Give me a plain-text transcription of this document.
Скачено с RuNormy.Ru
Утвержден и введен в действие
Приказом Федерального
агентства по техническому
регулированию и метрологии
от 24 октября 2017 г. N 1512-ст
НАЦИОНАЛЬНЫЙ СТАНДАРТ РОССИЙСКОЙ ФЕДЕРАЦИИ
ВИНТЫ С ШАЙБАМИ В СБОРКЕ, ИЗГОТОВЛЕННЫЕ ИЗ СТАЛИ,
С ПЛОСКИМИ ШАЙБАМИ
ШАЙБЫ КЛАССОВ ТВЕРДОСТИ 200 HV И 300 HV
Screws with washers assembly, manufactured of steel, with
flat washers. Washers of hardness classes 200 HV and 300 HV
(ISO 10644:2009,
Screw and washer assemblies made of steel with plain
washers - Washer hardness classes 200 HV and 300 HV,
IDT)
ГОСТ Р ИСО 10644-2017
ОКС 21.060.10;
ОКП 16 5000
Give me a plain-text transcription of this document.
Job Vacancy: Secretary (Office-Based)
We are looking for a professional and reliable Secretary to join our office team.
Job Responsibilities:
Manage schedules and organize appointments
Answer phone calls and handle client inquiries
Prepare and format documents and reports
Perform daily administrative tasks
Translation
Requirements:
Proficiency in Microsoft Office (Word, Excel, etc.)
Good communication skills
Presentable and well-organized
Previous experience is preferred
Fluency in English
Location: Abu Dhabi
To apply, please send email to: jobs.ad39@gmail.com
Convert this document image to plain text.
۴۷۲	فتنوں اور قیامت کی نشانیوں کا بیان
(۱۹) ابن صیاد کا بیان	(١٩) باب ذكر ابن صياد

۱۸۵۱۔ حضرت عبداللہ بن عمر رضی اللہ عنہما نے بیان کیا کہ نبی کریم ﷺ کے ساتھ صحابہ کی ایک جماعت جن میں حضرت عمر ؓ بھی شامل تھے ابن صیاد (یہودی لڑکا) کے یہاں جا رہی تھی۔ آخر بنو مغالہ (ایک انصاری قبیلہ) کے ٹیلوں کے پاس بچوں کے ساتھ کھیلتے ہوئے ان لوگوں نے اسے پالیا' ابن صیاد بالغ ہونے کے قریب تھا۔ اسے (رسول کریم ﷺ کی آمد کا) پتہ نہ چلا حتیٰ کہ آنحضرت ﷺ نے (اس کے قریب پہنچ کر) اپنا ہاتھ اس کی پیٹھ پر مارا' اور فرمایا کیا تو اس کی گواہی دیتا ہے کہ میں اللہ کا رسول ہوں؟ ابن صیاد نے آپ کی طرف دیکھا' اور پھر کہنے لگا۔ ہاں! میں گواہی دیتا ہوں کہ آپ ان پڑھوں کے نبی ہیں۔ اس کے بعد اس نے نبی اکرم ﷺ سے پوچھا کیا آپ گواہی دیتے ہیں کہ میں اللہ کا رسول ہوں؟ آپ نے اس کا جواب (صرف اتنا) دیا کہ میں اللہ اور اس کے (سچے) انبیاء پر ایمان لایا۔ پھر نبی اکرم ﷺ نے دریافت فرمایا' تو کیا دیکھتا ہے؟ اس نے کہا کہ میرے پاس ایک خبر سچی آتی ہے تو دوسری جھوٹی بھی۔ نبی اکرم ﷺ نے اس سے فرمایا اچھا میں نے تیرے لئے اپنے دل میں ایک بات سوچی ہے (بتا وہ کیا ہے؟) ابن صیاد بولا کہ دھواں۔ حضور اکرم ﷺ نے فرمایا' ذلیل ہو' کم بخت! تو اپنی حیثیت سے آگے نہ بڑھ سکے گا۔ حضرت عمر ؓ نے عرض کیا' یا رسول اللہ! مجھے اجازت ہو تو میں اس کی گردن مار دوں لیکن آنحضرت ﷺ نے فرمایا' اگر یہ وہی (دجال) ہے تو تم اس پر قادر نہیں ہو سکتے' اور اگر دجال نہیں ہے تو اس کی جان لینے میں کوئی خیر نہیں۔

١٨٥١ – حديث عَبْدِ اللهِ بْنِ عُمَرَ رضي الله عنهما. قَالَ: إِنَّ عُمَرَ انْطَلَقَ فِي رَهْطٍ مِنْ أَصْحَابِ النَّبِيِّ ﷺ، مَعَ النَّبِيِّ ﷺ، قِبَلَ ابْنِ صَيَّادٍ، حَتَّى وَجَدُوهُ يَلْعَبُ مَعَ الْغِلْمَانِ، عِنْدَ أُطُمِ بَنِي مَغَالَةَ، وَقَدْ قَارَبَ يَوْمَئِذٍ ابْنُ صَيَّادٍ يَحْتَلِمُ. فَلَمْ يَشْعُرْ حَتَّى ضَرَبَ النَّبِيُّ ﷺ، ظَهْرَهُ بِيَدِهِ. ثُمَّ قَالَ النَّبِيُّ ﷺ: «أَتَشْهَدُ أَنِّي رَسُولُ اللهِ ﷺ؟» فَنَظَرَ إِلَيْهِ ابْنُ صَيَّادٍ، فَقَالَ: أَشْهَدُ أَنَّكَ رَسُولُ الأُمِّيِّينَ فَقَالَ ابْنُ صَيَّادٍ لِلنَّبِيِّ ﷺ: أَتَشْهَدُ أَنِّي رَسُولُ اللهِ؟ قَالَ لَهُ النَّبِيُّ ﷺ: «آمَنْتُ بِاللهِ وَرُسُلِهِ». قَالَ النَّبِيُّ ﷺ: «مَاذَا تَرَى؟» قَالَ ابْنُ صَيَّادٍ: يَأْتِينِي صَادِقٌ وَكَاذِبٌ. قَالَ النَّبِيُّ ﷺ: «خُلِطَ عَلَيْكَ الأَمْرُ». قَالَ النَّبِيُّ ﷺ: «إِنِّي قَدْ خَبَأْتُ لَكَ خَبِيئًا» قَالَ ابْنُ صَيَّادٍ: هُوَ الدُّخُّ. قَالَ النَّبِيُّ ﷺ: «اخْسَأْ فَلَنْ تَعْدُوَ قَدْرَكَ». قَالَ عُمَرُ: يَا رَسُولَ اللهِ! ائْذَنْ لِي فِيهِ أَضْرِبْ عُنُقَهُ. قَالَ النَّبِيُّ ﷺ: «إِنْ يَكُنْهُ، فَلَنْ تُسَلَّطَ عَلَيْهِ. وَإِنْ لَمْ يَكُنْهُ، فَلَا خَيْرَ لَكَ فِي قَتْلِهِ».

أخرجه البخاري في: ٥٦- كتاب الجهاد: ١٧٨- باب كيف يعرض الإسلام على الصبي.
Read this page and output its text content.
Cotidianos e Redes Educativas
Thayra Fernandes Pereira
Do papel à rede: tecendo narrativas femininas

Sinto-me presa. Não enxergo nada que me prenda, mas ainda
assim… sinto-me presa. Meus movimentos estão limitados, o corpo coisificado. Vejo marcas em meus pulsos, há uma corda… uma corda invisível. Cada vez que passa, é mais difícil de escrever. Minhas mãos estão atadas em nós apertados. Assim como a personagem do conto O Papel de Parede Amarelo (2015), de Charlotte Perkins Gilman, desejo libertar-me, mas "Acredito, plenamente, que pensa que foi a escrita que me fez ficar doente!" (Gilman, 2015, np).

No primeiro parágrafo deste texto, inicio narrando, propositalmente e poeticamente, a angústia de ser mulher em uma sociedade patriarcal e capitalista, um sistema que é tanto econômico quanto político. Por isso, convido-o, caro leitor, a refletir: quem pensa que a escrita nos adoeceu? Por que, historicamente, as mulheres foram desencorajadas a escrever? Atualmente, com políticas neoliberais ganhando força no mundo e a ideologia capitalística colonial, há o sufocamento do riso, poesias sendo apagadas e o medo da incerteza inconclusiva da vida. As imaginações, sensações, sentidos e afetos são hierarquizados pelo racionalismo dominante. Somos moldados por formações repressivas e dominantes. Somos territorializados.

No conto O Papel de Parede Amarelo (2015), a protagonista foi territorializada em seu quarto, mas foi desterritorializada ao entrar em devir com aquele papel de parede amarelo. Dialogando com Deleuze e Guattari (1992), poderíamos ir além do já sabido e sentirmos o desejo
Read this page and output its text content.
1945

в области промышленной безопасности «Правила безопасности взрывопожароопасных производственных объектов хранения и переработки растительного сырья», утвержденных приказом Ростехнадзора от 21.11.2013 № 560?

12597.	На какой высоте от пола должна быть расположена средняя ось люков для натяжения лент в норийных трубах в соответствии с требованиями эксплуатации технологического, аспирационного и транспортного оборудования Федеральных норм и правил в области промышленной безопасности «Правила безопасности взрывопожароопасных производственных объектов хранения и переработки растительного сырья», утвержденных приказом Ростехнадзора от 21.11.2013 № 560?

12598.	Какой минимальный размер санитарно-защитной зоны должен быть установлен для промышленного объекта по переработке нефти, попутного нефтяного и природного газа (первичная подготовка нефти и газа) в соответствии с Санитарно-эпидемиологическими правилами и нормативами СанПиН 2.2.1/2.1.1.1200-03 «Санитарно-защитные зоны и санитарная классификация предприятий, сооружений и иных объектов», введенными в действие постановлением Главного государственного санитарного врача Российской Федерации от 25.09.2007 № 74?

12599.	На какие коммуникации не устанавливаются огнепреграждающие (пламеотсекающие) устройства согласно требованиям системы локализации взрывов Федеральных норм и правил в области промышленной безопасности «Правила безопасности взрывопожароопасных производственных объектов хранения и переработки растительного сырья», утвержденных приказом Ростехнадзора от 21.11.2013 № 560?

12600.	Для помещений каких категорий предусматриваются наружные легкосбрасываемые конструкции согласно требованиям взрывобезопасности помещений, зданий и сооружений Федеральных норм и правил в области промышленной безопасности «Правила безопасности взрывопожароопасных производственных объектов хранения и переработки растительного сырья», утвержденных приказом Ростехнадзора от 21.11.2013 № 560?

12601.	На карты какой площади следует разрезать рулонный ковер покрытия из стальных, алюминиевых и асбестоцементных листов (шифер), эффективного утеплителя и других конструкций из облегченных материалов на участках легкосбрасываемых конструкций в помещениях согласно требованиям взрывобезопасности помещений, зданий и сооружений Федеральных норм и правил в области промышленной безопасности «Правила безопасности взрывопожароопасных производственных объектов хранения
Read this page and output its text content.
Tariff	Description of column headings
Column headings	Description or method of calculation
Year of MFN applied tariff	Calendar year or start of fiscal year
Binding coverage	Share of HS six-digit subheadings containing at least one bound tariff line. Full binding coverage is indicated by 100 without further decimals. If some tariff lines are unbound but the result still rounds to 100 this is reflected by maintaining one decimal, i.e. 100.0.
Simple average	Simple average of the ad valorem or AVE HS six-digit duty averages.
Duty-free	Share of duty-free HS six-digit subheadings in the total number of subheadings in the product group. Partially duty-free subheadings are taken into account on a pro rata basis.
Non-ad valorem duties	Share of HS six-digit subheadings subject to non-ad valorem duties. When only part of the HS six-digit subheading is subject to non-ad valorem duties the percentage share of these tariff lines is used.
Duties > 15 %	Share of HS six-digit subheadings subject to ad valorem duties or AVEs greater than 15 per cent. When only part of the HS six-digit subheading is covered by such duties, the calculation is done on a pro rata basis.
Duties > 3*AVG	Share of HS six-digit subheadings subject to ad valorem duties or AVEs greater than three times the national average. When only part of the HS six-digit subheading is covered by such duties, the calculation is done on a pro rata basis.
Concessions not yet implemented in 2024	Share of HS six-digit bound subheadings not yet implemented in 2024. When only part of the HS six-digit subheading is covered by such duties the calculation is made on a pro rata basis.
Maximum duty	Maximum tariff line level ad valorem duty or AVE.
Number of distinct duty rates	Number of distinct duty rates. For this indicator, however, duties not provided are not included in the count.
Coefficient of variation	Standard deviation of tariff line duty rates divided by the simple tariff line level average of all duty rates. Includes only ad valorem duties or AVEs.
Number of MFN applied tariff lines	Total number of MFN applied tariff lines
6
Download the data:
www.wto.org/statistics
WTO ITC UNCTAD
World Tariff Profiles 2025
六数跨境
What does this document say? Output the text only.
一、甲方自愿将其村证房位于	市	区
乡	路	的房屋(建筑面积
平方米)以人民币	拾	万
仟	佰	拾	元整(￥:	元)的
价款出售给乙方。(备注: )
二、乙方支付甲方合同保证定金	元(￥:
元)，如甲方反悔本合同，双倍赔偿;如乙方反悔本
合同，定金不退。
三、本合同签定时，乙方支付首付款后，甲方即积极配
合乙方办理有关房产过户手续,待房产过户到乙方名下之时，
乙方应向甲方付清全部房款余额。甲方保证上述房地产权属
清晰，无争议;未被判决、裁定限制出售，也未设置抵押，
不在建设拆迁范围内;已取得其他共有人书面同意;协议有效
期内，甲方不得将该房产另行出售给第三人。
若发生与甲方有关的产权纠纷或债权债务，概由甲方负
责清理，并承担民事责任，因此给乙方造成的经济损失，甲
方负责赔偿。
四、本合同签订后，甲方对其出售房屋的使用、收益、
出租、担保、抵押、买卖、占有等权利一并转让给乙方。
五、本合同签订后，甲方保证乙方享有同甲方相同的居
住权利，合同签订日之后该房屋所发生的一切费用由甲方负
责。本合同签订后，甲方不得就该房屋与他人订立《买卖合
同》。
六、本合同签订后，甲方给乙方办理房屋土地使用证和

» **Requirement**
Find and copy every line in the entries above where the string "made" occurs.

» **Result for this exercise**
Screw and washer assemblies made of steel with plain
Concessions not yet implemented in 2024	Share of HS six-digit bound subheadings not yet implemented in 2024. When only part of the HS six-digit subheading is covered by such duties the calculation is made on a pro rata basis.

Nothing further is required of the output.